## Task directions
Show every line of the records below that contains the word "heading".

## Data provided
_ _ _ _ _ _ _
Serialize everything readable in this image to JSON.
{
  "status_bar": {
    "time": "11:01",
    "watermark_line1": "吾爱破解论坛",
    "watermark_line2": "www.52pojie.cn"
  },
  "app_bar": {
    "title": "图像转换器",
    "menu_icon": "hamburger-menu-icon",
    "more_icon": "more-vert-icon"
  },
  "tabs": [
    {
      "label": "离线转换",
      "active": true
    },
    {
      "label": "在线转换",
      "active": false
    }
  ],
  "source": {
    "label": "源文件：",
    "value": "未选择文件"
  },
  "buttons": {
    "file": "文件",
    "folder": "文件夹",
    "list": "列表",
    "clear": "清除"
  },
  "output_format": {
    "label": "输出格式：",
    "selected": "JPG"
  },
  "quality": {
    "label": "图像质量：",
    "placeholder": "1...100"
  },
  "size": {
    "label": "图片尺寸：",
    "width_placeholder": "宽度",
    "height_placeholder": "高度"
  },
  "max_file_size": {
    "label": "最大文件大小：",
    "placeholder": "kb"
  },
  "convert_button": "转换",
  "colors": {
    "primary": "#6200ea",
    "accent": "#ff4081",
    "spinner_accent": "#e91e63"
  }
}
_ _ _ _ _ _ _
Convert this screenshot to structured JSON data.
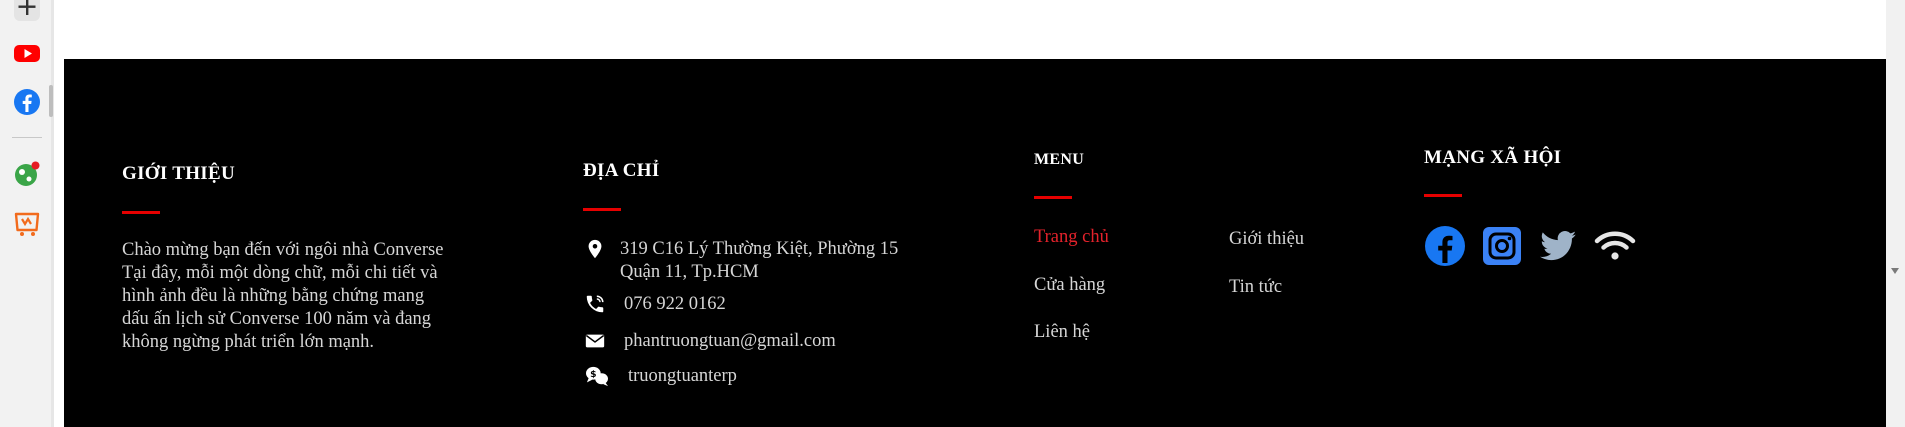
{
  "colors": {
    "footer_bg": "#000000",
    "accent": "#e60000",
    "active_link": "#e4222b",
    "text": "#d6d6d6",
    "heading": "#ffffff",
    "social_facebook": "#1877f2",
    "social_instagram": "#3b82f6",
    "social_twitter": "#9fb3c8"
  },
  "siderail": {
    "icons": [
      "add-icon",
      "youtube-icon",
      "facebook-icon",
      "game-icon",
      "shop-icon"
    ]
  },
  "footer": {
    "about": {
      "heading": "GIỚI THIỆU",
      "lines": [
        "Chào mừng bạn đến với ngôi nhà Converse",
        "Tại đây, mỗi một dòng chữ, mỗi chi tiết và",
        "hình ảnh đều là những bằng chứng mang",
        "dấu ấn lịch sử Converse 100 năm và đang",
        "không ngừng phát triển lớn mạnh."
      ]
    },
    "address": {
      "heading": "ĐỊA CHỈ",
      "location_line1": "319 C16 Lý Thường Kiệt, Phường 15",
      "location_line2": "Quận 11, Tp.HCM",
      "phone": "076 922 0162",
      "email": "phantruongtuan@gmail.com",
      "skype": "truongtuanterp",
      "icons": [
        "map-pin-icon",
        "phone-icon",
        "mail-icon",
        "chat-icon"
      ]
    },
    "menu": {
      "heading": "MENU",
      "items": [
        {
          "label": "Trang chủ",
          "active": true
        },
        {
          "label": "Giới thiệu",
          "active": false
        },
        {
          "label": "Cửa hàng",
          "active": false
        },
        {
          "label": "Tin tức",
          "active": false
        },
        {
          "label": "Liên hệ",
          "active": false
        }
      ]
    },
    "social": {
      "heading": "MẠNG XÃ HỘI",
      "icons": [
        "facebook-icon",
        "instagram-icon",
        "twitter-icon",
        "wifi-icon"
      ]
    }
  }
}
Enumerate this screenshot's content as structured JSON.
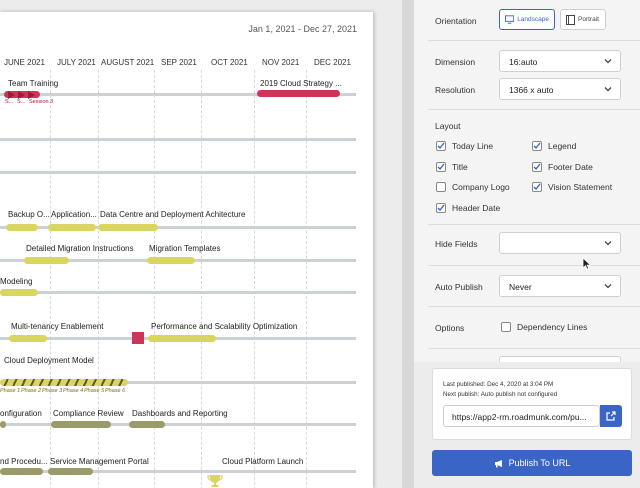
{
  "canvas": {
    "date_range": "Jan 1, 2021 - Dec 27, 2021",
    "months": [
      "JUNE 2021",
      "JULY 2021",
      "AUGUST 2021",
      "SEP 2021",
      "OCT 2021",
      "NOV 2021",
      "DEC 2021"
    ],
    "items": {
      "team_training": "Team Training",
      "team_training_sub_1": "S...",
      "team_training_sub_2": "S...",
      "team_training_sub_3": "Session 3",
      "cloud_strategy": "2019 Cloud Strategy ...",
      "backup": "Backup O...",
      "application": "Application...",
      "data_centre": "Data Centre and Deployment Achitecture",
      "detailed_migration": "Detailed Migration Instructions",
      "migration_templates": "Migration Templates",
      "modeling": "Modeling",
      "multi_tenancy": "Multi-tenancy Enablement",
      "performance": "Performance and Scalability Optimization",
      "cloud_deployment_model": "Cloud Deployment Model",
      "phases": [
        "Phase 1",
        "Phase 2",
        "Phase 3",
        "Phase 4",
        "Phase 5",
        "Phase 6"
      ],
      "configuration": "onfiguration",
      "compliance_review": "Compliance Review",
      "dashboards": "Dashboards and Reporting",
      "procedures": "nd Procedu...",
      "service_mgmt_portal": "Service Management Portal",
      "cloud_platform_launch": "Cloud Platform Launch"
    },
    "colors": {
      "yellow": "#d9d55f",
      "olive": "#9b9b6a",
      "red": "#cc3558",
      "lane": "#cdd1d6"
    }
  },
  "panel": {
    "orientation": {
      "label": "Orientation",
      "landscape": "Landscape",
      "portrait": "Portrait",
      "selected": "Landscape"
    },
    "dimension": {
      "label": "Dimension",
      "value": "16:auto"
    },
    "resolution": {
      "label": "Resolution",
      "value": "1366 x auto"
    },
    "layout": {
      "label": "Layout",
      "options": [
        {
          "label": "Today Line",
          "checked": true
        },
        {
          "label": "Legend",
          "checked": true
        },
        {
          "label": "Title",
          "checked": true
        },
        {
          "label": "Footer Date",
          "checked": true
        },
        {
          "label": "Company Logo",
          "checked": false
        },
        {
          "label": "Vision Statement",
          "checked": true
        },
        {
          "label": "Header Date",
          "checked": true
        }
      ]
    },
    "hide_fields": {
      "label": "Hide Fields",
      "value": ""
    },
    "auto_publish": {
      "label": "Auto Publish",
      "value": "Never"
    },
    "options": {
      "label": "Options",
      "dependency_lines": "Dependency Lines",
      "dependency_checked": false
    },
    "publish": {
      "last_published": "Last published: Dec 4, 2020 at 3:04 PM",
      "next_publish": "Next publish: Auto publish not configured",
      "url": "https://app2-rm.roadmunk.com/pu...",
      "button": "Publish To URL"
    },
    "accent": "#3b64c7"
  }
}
_ _ _ _ _ _ _
## Output of the exercise
    "heading": "#ffffff",
      "heading": "GIỚI THIỆU",
      "heading": "ĐỊA CHỈ",
      "heading": "MENU",
      "heading": "MẠNG XÃ HỘI",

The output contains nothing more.